### Set task
Could you write out the records below exactly as they appear?

◆ ◆ ◆ ◆ ◆

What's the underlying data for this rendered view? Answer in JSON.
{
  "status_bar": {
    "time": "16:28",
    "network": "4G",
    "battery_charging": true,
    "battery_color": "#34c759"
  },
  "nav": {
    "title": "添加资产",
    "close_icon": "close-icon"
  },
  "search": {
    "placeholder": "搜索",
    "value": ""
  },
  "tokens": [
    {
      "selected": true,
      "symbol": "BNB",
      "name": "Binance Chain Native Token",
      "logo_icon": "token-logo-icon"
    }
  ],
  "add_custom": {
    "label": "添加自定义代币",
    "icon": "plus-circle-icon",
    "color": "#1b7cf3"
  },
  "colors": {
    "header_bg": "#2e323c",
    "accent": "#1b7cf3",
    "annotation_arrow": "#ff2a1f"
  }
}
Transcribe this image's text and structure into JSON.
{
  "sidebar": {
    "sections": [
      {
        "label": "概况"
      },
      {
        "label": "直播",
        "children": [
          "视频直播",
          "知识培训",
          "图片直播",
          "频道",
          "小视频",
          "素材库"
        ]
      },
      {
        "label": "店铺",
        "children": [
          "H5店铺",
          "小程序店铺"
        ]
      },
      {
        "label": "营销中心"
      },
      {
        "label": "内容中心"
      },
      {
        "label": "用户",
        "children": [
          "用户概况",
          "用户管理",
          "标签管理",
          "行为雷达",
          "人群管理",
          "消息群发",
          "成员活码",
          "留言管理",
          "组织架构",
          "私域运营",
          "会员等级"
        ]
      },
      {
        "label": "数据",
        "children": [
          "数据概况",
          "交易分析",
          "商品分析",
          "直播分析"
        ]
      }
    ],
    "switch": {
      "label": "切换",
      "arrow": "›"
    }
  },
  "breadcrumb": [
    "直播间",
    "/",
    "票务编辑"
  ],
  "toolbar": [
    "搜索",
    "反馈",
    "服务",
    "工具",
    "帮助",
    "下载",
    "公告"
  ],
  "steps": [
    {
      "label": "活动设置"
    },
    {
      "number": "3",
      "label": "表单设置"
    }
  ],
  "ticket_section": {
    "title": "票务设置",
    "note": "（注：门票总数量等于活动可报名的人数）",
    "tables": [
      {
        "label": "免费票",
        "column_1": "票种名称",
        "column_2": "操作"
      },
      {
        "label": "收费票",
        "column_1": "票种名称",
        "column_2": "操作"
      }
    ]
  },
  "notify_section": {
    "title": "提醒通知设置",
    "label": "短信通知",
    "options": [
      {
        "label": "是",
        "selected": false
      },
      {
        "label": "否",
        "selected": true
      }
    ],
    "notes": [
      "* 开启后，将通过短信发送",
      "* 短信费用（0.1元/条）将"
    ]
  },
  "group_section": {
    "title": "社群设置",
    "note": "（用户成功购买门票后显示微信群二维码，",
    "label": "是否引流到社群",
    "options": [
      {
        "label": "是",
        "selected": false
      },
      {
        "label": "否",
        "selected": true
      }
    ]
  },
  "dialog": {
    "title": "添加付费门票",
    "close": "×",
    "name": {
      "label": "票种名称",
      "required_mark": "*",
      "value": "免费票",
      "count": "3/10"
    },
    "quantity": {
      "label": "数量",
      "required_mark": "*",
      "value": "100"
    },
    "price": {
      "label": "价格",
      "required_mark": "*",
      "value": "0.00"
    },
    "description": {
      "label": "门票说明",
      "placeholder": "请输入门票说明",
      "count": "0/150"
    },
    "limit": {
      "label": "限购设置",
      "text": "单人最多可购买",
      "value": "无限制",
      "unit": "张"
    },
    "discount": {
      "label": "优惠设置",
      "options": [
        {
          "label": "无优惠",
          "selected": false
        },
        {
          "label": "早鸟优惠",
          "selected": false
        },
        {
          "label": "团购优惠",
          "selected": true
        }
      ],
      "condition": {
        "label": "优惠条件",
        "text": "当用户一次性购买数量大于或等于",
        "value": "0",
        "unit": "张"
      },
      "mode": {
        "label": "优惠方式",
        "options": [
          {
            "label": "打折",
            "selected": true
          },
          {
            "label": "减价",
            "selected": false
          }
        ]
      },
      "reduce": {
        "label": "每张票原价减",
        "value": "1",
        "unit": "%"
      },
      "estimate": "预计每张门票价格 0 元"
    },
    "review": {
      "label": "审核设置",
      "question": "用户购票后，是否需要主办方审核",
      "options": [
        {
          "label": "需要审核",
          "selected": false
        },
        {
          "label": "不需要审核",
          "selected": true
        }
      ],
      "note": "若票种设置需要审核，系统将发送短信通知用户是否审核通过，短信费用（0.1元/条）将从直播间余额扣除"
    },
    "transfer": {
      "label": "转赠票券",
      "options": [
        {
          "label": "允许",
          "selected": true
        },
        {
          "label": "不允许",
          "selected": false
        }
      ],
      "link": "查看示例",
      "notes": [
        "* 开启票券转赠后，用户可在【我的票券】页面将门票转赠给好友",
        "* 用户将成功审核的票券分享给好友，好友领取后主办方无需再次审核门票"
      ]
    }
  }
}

◆ ◆ ◆ ◆ ◆

### Answer to the exercise
What's the underlying data for this rendered view? Answer in JSON.
{
  "status_bar": {
    "time": "16:28",
    "network": "4G",
    "battery_charging": true,
    "battery_color": "#34c759"
  },
  "nav": {
    "title": "添加资产",
    "close_icon": "close-icon"
  },
  "search": {
    "placeholder": "搜索",
    "value": ""
  },
  "tokens": [
    {
      "selected": true,
      "symbol": "BNB",
      "name": "Binance Chain Native Token",
      "logo_icon": "token-logo-icon"
    }
  ],
  "add_custom": {
    "label": "添加自定义代币",
    "icon": "plus-circle-icon",
    "color": "#1b7cf3"
  },
  "colors": {
    "header_bg": "#2e323c",
    "accent": "#1b7cf3",
    "annotation_arrow": "#ff2a1f"
  }
}
Transcribe this image's text and structure into JSON.
{
  "sidebar": {
    "sections": [
      {
        "label": "概况"
      },
      {
        "label": "直播",
        "children": [
          "视频直播",
          "知识培训",
          "图片直播",
          "频道",
          "小视频",
          "素材库"
        ]
      },
      {
        "label": "店铺",
        "children": [
          "H5店铺",
          "小程序店铺"
        ]
      },
      {
        "label": "营销中心"
      },
      {
        "label": "内容中心"
      },
      {
        "label": "用户",
        "children": [
          "用户概况",
          "用户管理",
          "标签管理",
          "行为雷达",
          "人群管理",
          "消息群发",
          "成员活码",
          "留言管理",
          "组织架构",
          "私域运营",
          "会员等级"
        ]
      },
      {
        "label": "数据",
        "children": [
          "数据概况",
          "交易分析",
          "商品分析",
          "直播分析"
        ]
      }
    ],
    "switch": {
      "label": "切换",
      "arrow": "›"
    }
  },
  "breadcrumb": [
    "直播间",
    "/",
    "票务编辑"
  ],
  "toolbar": [
    "搜索",
    "反馈",
    "服务",
    "工具",
    "帮助",
    "下载",
    "公告"
  ],
  "steps": [
    {
      "label": "活动设置"
    },
    {
      "number": "3",
      "label": "表单设置"
    }
  ],
  "ticket_section": {
    "title": "票务设置",
    "note": "（注：门票总数量等于活动可报名的人数）",
    "tables": [
      {
        "label": "免费票",
        "column_1": "票种名称",
        "column_2": "操作"
      },
      {
        "label": "收费票",
        "column_1": "票种名称",
        "column_2": "操作"
      }
    ]
  },
  "notify_section": {
    "title": "提醒通知设置",
    "label": "短信通知",
    "options": [
      {
        "label": "是",
        "selected": false
      },
      {
        "label": "否",
        "selected": true
      }
    ],
    "notes": [
      "* 开启后，将通过短信发送",
      "* 短信费用（0.1元/条）将"
    ]
  },
  "group_section": {
    "title": "社群设置",
    "note": "（用户成功购买门票后显示微信群二维码，",
    "label": "是否引流到社群",
    "options": [
      {
        "label": "是",
        "selected": false
      },
      {
        "label": "否",
        "selected": true
      }
    ]
  },
  "dialog": {
    "title": "添加付费门票",
    "close": "×",
    "name": {
      "label": "票种名称",
      "required_mark": "*",
      "value": "免费票",
      "count": "3/10"
    },
    "quantity": {
      "label": "数量",
      "required_mark": "*",
      "value": "100"
    },
    "price": {
      "label": "价格",
      "required_mark": "*",
      "value": "0.00"
    },
    "description": {
      "label": "门票说明",
      "placeholder": "请输入门票说明",
      "count": "0/150"
    },
    "limit": {
      "label": "限购设置",
      "text": "单人最多可购买",
      "value": "无限制",
      "unit": "张"
    },
    "discount": {
      "label": "优惠设置",
      "options": [
        {
          "label": "无优惠",
          "selected": false
        },
        {
          "label": "早鸟优惠",
          "selected": false
        },
        {
          "label": "团购优惠",
          "selected": true
        }
      ],
      "condition": {
        "label": "优惠条件",
        "text": "当用户一次性购买数量大于或等于",
        "value": "0",
        "unit": "张"
      },
      "mode": {
        "label": "优惠方式",
        "options": [
          {
            "label": "打折",
            "selected": true
          },
          {
            "label": "减价",
            "selected": false
          }
        ]
      },
      "reduce": {
        "label": "每张票原价减",
        "value": "1",
        "unit": "%"
      },
      "estimate": "预计每张门票价格 0 元"
    },
    "review": {
      "label": "审核设置",
      "question": "用户购票后，是否需要主办方审核",
      "options": [
        {
          "label": "需要审核",
          "selected": false
        },
        {
          "label": "不需要审核",
          "selected": true
        }
      ],
      "note": "若票种设置需要审核，系统将发送短信通知用户是否审核通过，短信费用（0.1元/条）将从直播间余额扣除"
    },
    "transfer": {
      "label": "转赠票券",
      "options": [
        {
          "label": "允许",
          "selected": true
        },
        {
          "label": "不允许",
          "selected": false
        }
      ],
      "link": "查看示例",
      "notes": [
        "* 开启票券转赠后，用户可在【我的票券】页面将门票转赠给好友",
        "* 用户将成功审核的票券分享给好友，好友领取后主办方无需再次审核门票"
      ]
    }
  }
}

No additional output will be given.